- SUPPLIED DATA
## Begin

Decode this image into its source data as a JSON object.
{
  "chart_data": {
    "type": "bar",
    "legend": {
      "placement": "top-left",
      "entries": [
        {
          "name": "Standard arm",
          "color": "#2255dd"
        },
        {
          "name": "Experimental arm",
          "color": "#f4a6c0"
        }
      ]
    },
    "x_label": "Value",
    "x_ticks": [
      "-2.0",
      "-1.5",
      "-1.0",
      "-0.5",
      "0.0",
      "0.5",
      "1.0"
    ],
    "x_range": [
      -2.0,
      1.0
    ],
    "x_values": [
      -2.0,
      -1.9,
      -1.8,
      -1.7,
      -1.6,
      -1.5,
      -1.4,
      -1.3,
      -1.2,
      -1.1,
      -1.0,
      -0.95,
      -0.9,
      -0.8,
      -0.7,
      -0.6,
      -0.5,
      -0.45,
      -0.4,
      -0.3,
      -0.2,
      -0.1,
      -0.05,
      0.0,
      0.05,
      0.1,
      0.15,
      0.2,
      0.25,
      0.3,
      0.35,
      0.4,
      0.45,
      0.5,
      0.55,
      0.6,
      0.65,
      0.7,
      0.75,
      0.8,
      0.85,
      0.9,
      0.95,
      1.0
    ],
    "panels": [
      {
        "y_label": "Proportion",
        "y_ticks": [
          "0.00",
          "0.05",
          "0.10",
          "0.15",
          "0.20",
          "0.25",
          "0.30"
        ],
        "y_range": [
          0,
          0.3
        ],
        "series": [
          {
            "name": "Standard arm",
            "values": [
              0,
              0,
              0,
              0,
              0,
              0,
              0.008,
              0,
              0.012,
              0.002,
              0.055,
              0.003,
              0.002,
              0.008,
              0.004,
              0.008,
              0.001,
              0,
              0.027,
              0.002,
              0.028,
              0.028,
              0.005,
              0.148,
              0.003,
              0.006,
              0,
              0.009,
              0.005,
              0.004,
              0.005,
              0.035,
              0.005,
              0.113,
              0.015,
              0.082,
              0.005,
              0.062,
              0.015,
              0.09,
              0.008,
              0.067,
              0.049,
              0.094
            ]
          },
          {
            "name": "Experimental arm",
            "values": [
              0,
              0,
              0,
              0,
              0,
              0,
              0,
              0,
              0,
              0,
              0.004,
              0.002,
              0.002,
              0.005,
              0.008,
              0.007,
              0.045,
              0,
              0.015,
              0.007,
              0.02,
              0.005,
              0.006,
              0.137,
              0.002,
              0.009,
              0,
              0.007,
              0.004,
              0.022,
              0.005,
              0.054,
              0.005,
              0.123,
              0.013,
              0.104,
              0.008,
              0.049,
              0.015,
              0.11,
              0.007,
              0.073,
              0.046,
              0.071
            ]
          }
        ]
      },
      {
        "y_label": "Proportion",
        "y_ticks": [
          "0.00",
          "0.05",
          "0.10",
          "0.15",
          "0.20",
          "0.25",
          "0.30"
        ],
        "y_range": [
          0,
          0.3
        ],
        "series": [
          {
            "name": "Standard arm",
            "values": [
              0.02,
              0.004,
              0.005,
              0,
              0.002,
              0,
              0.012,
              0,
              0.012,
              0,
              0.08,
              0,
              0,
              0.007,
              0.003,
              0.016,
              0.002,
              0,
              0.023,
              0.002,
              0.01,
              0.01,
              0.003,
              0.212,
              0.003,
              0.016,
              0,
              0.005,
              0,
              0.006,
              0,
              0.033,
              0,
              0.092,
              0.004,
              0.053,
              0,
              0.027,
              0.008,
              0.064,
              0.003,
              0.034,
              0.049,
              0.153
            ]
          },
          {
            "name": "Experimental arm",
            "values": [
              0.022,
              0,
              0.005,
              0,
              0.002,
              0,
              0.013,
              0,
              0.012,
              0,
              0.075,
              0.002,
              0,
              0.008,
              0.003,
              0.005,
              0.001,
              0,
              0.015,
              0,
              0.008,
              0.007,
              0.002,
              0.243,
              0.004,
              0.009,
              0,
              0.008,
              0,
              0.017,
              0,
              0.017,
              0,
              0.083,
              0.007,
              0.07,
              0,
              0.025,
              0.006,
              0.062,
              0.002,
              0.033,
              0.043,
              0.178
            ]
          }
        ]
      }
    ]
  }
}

## End

- DIRECTIONS FOR THIS TASK
Each line of the material above must be retyped precisely.

- RESULT OF THIS EXERCISE
Decode this image into its source data as a JSON object.
{
  "chart_data": {
    "type": "bar",
    "legend": {
      "placement": "top-left",
      "entries": [
        {
          "name": "Standard arm",
          "color": "#2255dd"
        },
        {
          "name": "Experimental arm",
          "color": "#f4a6c0"
        }
      ]
    },
    "x_label": "Value",
    "x_ticks": [
      "-2.0",
      "-1.5",
      "-1.0",
      "-0.5",
      "0.0",
      "0.5",
      "1.0"
    ],
    "x_range": [
      -2.0,
      1.0
    ],
    "x_values": [
      -2.0,
      -1.9,
      -1.8,
      -1.7,
      -1.6,
      -1.5,
      -1.4,
      -1.3,
      -1.2,
      -1.1,
      -1.0,
      -0.95,
      -0.9,
      -0.8,
      -0.7,
      -0.6,
      -0.5,
      -0.45,
      -0.4,
      -0.3,
      -0.2,
      -0.1,
      -0.05,
      0.0,
      0.05,
      0.1,
      0.15,
      0.2,
      0.25,
      0.3,
      0.35,
      0.4,
      0.45,
      0.5,
      0.55,
      0.6,
      0.65,
      0.7,
      0.75,
      0.8,
      0.85,
      0.9,
      0.95,
      1.0
    ],
    "panels": [
      {
        "y_label": "Proportion",
        "y_ticks": [
          "0.00",
          "0.05",
          "0.10",
          "0.15",
          "0.20",
          "0.25",
          "0.30"
        ],
        "y_range": [
          0,
          0.3
        ],
        "series": [
          {
            "name": "Standard arm",
            "values": [
              0,
              0,
              0,
              0,
              0,
              0,
              0.008,
              0,
              0.012,
              0.002,
              0.055,
              0.003,
              0.002,
              0.008,
              0.004,
              0.008,
              0.001,
              0,
              0.027,
              0.002,
              0.028,
              0.028,
              0.005,
              0.148,
              0.003,
              0.006,
              0,
              0.009,
              0.005,
              0.004,
              0.005,
              0.035,
              0.005,
              0.113,
              0.015,
              0.082,
              0.005,
              0.062,
              0.015,
              0.09,
              0.008,
              0.067,
              0.049,
              0.094
            ]
          },
          {
            "name": "Experimental arm",
            "values": [
              0,
              0,
              0,
              0,
              0,
              0,
              0,
              0,
              0,
              0,
              0.004,
              0.002,
              0.002,
              0.005,
              0.008,
              0.007,
              0.045,
              0,
              0.015,
              0.007,
              0.02,
              0.005,
              0.006,
              0.137,
              0.002,
              0.009,
              0,
              0.007,
              0.004,
              0.022,
              0.005,
              0.054,
              0.005,
              0.123,
              0.013,
              0.104,
              0.008,
              0.049,
              0.015,
              0.11,
              0.007,
              0.073,
              0.046,
              0.071
            ]
          }
        ]
      },
      {
        "y_label": "Proportion",
        "y_ticks": [
          "0.00",
          "0.05",
          "0.10",
          "0.15",
          "0.20",
          "0.25",
          "0.30"
        ],
        "y_range": [
          0,
          0.3
        ],
        "series": [
          {
            "name": "Standard arm",
            "values": [
              0.02,
              0.004,
              0.005,
              0,
              0.002,
              0,
              0.012,
              0,
              0.012,
              0,
              0.08,
              0,
              0,
              0.007,
              0.003,
              0.016,
              0.002,
              0,
              0.023,
              0.002,
              0.01,
              0.01,
              0.003,
              0.212,
              0.003,
              0.016,
              0,
              0.005,
              0,
              0.006,
              0,
              0.033,
              0,
              0.092,
              0.004,
              0.053,
              0,
              0.027,
              0.008,
              0.064,
              0.003,
              0.034,
              0.049,
              0.153
            ]
          },
          {
            "name": "Experimental arm",
            "values": [
              0.022,
              0,
              0.005,
              0,
              0.002,
              0,
              0.013,
              0,
              0.012,
              0,
              0.075,
              0.002,
              0,
              0.008,
              0.003,
              0.005,
              0.001,
              0,
              0.015,
              0,
              0.008,
              0.007,
              0.002,
              0.243,
              0.004,
              0.009,
              0,
              0.008,
              0,
              0.017,
              0,
              0.017,
              0,
              0.083,
              0.007,
              0.07,
              0,
              0.025,
              0.006,
              0.062,
              0.002,
              0.033,
              0.043,
              0.178
            ]
          }
        ]
      }
    ]
  }
}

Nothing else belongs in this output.